__Instructions to follow__: Transcribe every line of the listing below without any deviation.
━━━ Records supplied ━━━
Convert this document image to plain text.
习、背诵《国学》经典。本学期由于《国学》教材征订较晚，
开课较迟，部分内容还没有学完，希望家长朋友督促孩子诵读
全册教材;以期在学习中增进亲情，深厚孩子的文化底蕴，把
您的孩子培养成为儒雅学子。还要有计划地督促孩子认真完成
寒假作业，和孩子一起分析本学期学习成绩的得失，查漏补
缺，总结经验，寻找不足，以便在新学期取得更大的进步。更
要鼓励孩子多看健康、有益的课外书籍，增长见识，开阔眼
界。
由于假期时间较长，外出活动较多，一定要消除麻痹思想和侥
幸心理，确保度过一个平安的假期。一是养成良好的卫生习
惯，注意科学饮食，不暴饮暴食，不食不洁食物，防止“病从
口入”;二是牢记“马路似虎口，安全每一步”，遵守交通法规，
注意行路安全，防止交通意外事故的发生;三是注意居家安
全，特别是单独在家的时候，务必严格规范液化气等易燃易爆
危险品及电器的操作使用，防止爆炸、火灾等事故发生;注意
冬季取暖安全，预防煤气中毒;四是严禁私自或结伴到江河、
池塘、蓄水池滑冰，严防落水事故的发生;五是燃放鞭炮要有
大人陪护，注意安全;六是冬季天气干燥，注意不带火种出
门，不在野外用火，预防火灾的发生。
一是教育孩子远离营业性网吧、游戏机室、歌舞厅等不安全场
━━━
__Task output__:
Convert this document image to plain text.
习、背诵《国学》经典。本学期由于《国学》教材征订较晚，
开课较迟，部分内容还没有学完，希望家长朋友督促孩子诵读
全册教材;以期在学习中增进亲情，深厚孩子的文化底蕴，把
您的孩子培养成为儒雅学子。还要有计划地督促孩子认真完成
寒假作业，和孩子一起分析本学期学习成绩的得失，查漏补
缺，总结经验，寻找不足，以便在新学期取得更大的进步。更
要鼓励孩子多看健康、有益的课外书籍，增长见识，开阔眼
界。
由于假期时间较长，外出活动较多，一定要消除麻痹思想和侥
幸心理，确保度过一个平安的假期。一是养成良好的卫生习
惯，注意科学饮食，不暴饮暴食，不食不洁食物，防止“病从
口入”;二是牢记“马路似虎口，安全每一步”，遵守交通法规，
注意行路安全，防止交通意外事故的发生;三是注意居家安
全，特别是单独在家的时候，务必严格规范液化气等易燃易爆
危险品及电器的操作使用，防止爆炸、火灾等事故发生;注意
冬季取暖安全，预防煤气中毒;四是严禁私自或结伴到江河、
池塘、蓄水池滑冰，严防落水事故的发生;五是燃放鞭炮要有
大人陪护，注意安全;六是冬季天气干燥，注意不带火种出
门，不在野外用火，预防火灾的发生。
一是教育孩子远离营业性网吧、游戏机室、歌舞厅等不安全场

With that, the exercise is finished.